What to work on:
1 – In the piece about the Wesleyan Church, which two denominations merged in 1968 to form it?
2 – Extend the piece about the Wesleyan Church past its final sentence.

Passage provided:
**********
Who are the Wesleyans and why do I love them?

The Wesleyan Church is an evangelical denomination with just under 500,000 members worldwide, with a little less than half of those in North America. The denomination is the result of a merger between the Wesleyan Methodist and Pilgrim Holiness Churches in 1968. Both of these former denominations were formed during the turbulent mid-1800 years of the Methodist Church, when people left over social issues.

I love the Wesleyan Church because of their history regarding social issues. Many ancestors to the current Wesleyan Church were Abolitionists, involved in speaking, writing, and even the Underground Railroad. This action spanned the movement from the highest leadership to the grass root attendees.

Women’s rights are another issue the Wesleyans fought for, blazing a trail leading to some of the first ordained women into the pastoral ministry. An early women’s rights convention was held in Seneca Falls, NY at the Wesleyan Chapel in that town. The Wesleyan Church today maintains a strong support of the ordination of women, and is led by General Superintendent Dr. Joanne Lyon. I am proud to be part of a denomination that supports women.

 

I love Wesleyan theology!

Dr. Melvin Dieter stated in one of my graduate classes that John Wesley was an eclectic theologian whose theology was a lot like grandma’s cookies, a pinch of this and a dash of that, leading to the difficulty of really grasping his thinking completely. This eclecticism is quite attractive to me, as well as the many liberties allowed by the Wesleyan Church on many topics. The denomination reflects Wesley’s emphasis on holiness with the mission statement, “To spread scriptural holiness throughout every land.” This is the foundation for the Wesleyan-Arminian position of emphasizing the free will of man and an acceptance of the possibility of apostasy. While the denomination has a comprehensive statement of belief, there is a lot of flexibility within it for varying theological positions. I believe that this is a strength of the denomination, embracing diversity while maintaining unity among the essential core beliefs of the Christian faith.

 

I love the flexibility in worship.

If you traveled around the world visiting Wesleyan Churches, you would experience about every style of worship that you can imagine. Some follow a strict liturgy with much leader and congregational interaction while others practice a very enthusiastic and free worship. Observance of the Eucharist is mandated by the denomination once per month, but some churches partake in the sacrament weekly. Some churches sing only from a hymnal, others only sing contemporary choruses, while many present a mix of the two. The creeds of the church, the doxology, the Gloria Patri, and the Lord’s Prayer are used in some churches, while others might question your reference to them. Cultural influence is as prominent an influence on worship as is theology. All this variety is due to the Wesleyan denomination not prescribing a set style of worship. I love that about the Wesleyans.
**********
Data rows:
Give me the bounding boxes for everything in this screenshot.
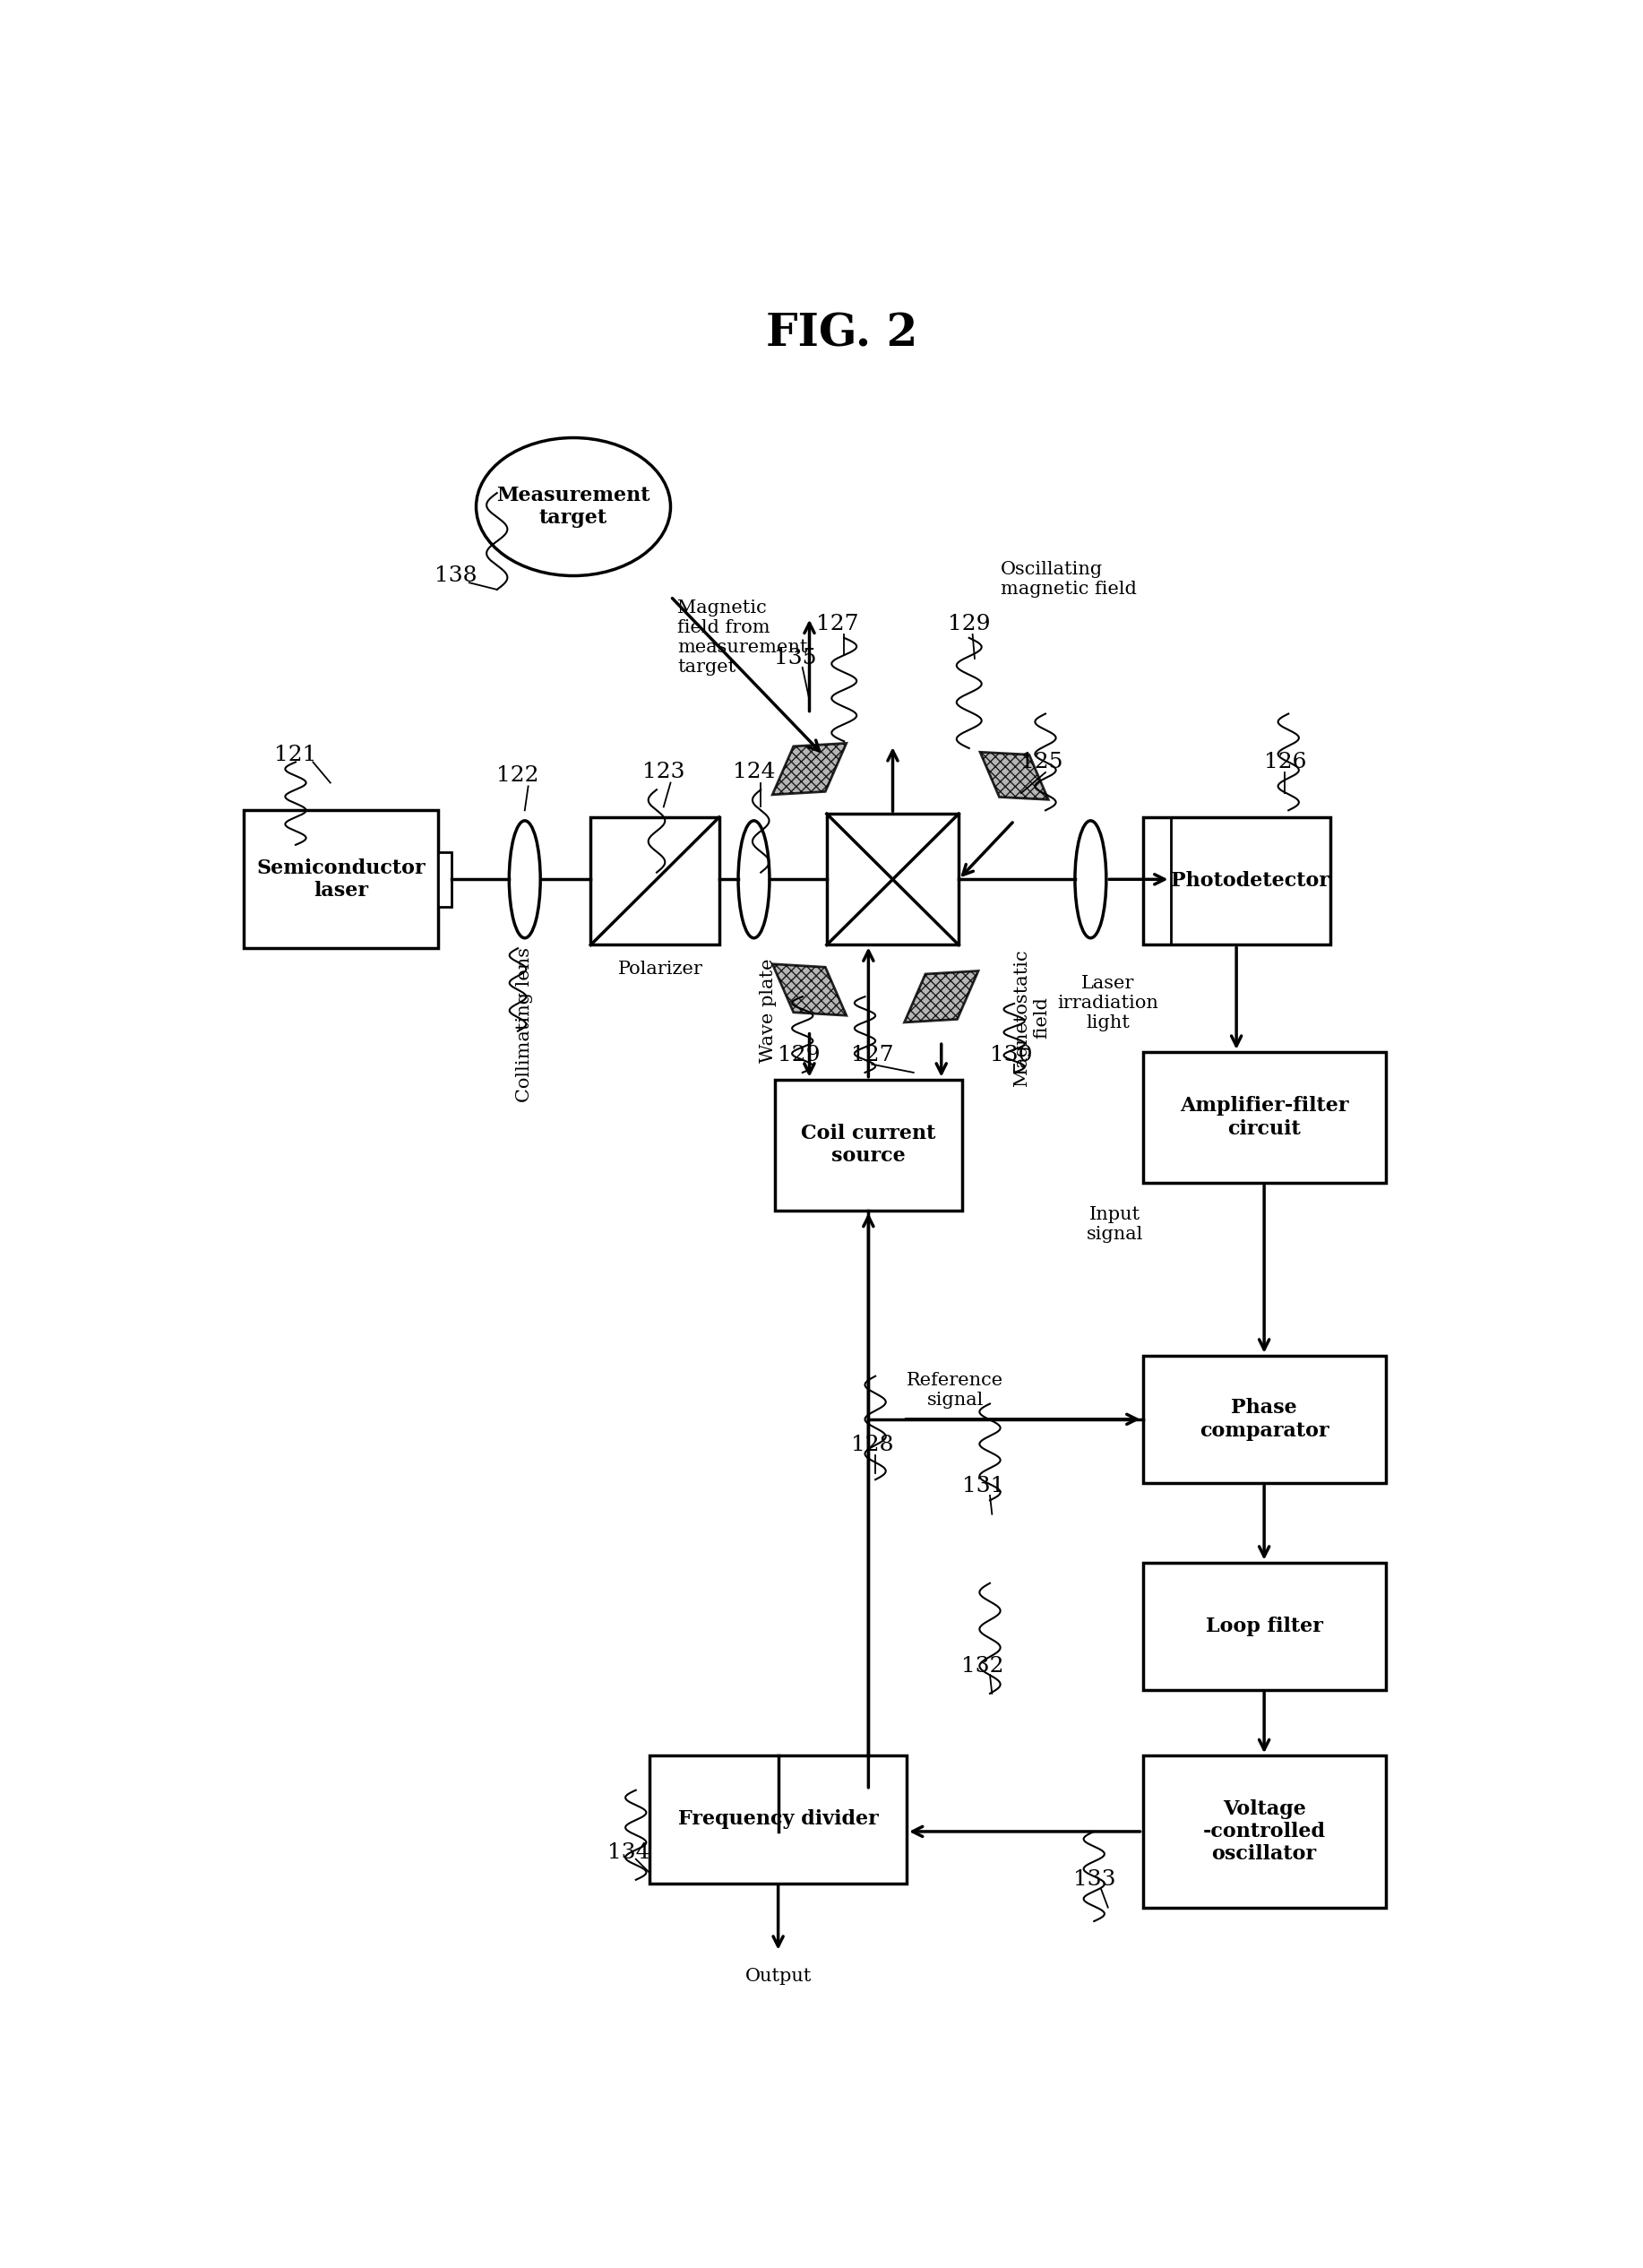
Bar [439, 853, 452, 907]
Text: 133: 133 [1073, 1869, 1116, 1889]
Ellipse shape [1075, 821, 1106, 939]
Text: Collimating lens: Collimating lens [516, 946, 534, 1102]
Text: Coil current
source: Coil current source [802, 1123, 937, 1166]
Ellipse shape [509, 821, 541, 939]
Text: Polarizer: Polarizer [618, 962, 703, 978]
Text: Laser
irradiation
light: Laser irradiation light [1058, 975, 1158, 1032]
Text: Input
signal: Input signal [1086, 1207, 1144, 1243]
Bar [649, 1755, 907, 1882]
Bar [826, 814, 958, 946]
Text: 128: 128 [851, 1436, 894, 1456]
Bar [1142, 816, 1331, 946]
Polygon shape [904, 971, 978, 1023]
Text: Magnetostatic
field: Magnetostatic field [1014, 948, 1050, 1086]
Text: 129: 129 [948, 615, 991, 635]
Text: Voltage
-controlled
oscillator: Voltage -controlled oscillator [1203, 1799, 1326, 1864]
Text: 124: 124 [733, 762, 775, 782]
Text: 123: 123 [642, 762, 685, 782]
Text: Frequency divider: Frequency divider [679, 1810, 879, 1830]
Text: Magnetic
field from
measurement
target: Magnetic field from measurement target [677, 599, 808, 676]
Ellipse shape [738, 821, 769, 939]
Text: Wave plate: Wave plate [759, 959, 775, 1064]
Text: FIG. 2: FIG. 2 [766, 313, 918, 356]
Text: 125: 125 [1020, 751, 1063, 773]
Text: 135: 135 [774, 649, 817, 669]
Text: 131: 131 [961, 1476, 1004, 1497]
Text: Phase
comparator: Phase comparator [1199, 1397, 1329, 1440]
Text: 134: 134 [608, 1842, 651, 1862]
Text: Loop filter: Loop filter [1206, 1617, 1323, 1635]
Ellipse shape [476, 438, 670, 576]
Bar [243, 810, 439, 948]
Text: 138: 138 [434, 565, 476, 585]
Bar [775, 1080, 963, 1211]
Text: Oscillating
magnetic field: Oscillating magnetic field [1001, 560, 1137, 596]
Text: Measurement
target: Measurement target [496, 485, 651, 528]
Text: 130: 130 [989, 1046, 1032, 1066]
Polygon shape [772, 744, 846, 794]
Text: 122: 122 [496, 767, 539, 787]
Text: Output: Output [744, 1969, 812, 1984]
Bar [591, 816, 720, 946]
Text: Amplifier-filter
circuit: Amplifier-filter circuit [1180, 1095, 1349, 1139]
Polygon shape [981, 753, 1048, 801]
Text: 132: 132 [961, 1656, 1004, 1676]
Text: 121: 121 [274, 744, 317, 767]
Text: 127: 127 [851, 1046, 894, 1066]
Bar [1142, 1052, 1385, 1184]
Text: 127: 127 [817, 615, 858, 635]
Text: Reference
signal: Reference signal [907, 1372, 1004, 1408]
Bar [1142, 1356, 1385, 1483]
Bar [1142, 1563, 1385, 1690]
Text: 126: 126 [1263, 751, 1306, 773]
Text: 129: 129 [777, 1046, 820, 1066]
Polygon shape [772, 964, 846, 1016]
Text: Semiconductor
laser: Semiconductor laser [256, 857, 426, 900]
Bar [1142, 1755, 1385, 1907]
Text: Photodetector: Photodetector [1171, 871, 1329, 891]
**********
Answers:
1 – The Wesleyan Methodist and Pilgrim Holiness Churches.

2 –
 

Is the Wesleyan Church too good to be true?

Throughout my journey there have been times that I have questioned my loyalty to the Wesleyan Church. While there are some theological statements that I might challenge, the underpinnings of the denomination, rooted in the tradition of John Wesley, resonate with me more than others that I have explored. My greatest disagreements surround social issues and the membership guidelines of the church.

Since the Wesleyan Church has a history of standing for social justice, I hope and pray that they may change course on these issues, and that I might be a part of such a change. Being a small denomination and having spent my entire life within it, I find my roots deep and my connections broad within this body of believers. I married a girl who was also raised in the Wesleyan Church, her father being a Wesleyan pastor, broadening our connections to people around the world. Every time I contemplate pursuing transfer to another denomination I feel like a child preparing to run away from home. I wonder if I would simply find myself circling around the block, knocking on the door, and asking to come back home.

 

About Today’s Guest Blogger

Timothy_4x6Timothy Hawk is an ordained minister in the Wesleyan Church. He is currently a chaplain at Elmira Correctional Facility in Elmira, NY. He has been married to his wife, Susan, for almost 31 years, has three children, and three grandchildren. He has often said that everything he learned about God he learned from his children! You can follow him on Twitter @tim_hawk and visit his website at www.timothyhawk.com to find his blogs.

 

About Denomination Derby

This series invites ministers or ministry volunteers with seminary training to share what they love about their denominations so that readers will have a greater awareness of and appreciation for the good things happening throughout the church. Search for more posts in the series by clicking on the “church” category.

We have several writers lined up to write about their respective denominations, but nominations for guest bloggers or requests for a particular denomination are welcome.

Subscribe to my RSS email list to make sure you get the posts each Friday as they go live.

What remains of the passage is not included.